Exercise instructions ▸
Quote the full listing word for word.

(A run of records)
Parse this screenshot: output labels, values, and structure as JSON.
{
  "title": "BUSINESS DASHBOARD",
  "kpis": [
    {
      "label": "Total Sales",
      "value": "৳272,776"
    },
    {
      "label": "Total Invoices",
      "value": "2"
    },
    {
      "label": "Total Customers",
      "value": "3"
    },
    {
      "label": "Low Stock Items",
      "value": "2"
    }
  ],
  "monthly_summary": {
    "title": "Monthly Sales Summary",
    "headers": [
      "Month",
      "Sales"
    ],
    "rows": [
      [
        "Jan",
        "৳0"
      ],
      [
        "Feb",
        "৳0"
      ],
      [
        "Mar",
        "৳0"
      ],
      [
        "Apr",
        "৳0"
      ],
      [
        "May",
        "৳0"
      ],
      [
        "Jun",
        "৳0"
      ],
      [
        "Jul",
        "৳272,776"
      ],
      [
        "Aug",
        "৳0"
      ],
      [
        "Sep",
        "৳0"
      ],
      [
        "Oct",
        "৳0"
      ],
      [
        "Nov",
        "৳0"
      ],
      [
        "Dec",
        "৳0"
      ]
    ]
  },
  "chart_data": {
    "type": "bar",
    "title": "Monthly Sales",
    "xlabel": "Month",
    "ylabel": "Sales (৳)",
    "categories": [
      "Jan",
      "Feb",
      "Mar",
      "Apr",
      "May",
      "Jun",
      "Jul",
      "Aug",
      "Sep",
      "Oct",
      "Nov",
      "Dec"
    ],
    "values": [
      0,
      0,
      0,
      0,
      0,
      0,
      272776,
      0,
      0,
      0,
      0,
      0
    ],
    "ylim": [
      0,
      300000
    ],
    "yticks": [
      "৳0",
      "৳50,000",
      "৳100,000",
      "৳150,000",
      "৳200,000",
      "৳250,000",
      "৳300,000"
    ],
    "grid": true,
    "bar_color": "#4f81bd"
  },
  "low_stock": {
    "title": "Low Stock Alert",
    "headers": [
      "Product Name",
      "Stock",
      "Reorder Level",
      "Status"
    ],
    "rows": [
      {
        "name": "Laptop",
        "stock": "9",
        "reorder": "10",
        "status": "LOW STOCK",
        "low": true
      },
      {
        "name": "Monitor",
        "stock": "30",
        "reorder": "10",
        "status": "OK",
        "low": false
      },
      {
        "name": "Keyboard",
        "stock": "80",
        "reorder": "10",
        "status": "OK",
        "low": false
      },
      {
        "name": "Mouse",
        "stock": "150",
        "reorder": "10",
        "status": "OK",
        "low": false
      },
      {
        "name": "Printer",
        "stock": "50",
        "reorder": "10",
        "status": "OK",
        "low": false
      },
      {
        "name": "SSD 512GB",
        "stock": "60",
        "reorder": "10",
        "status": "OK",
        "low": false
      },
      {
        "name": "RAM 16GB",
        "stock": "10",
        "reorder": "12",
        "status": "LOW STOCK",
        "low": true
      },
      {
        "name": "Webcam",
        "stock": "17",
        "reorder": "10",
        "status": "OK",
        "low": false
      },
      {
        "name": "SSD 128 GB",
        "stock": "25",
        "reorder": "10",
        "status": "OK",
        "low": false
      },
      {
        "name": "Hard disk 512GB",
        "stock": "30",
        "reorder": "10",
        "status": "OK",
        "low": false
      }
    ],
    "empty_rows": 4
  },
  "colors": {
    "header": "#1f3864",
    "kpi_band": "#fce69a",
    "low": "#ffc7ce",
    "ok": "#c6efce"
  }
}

Complete output ▸
Parse this screenshot: output labels, values, and structure as JSON.
{
  "title": "BUSINESS DASHBOARD",
  "kpis": [
    {
      "label": "Total Sales",
      "value": "৳272,776"
    },
    {
      "label": "Total Invoices",
      "value": "2"
    },
    {
      "label": "Total Customers",
      "value": "3"
    },
    {
      "label": "Low Stock Items",
      "value": "2"
    }
  ],
  "monthly_summary": {
    "title": "Monthly Sales Summary",
    "headers": [
      "Month",
      "Sales"
    ],
    "rows": [
      [
        "Jan",
        "৳0"
      ],
      [
        "Feb",
        "৳0"
      ],
      [
        "Mar",
        "৳0"
      ],
      [
        "Apr",
        "৳0"
      ],
      [
        "May",
        "৳0"
      ],
      [
        "Jun",
        "৳0"
      ],
      [
        "Jul",
        "৳272,776"
      ],
      [
        "Aug",
        "৳0"
      ],
      [
        "Sep",
        "৳0"
      ],
      [
        "Oct",
        "৳0"
      ],
      [
        "Nov",
        "৳0"
      ],
      [
        "Dec",
        "৳0"
      ]
    ]
  },
  "chart_data": {
    "type": "bar",
    "title": "Monthly Sales",
    "xlabel": "Month",
    "ylabel": "Sales (৳)",
    "categories": [
      "Jan",
      "Feb",
      "Mar",
      "Apr",
      "May",
      "Jun",
      "Jul",
      "Aug",
      "Sep",
      "Oct",
      "Nov",
      "Dec"
    ],
    "values": [
      0,
      0,
      0,
      0,
      0,
      0,
      272776,
      0,
      0,
      0,
      0,
      0
    ],
    "ylim": [
      0,
      300000
    ],
    "yticks": [
      "৳0",
      "৳50,000",
      "৳100,000",
      "৳150,000",
      "৳200,000",
      "৳250,000",
      "৳300,000"
    ],
    "grid": true,
    "bar_color": "#4f81bd"
  },
  "low_stock": {
    "title": "Low Stock Alert",
    "headers": [
      "Product Name",
      "Stock",
      "Reorder Level",
      "Status"
    ],
    "rows": [
      {
        "name": "Laptop",
        "stock": "9",
        "reorder": "10",
        "status": "LOW STOCK",
        "low": true
      },
      {
        "name": "Monitor",
        "stock": "30",
        "reorder": "10",
        "status": "OK",
        "low": false
      },
      {
        "name": "Keyboard",
        "stock": "80",
        "reorder": "10",
        "status": "OK",
        "low": false
      },
      {
        "name": "Mouse",
        "stock": "150",
        "reorder": "10",
        "status": "OK",
        "low": false
      },
      {
        "name": "Printer",
        "stock": "50",
        "reorder": "10",
        "status": "OK",
        "low": false
      },
      {
        "name": "SSD 512GB",
        "stock": "60",
        "reorder": "10",
        "status": "OK",
        "low": false
      },
      {
        "name": "RAM 16GB",
        "stock": "10",
        "reorder": "12",
        "status": "LOW STOCK",
        "low": true
      },
      {
        "name": "Webcam",
        "stock": "17",
        "reorder": "10",
        "status": "OK",
        "low": false
      },
      {
        "name": "SSD 128 GB",
        "stock": "25",
        "reorder": "10",
        "status": "OK",
        "low": false
      },
      {
        "name": "Hard disk 512GB",
        "stock": "30",
        "reorder": "10",
        "status": "OK",
        "low": false
      }
    ],
    "empty_rows": 4
  },
  "colors": {
    "header": "#1f3864",
    "kpi_band": "#fce69a",
    "low": "#ffc7ce",
    "ok": "#c6efce"
  }
}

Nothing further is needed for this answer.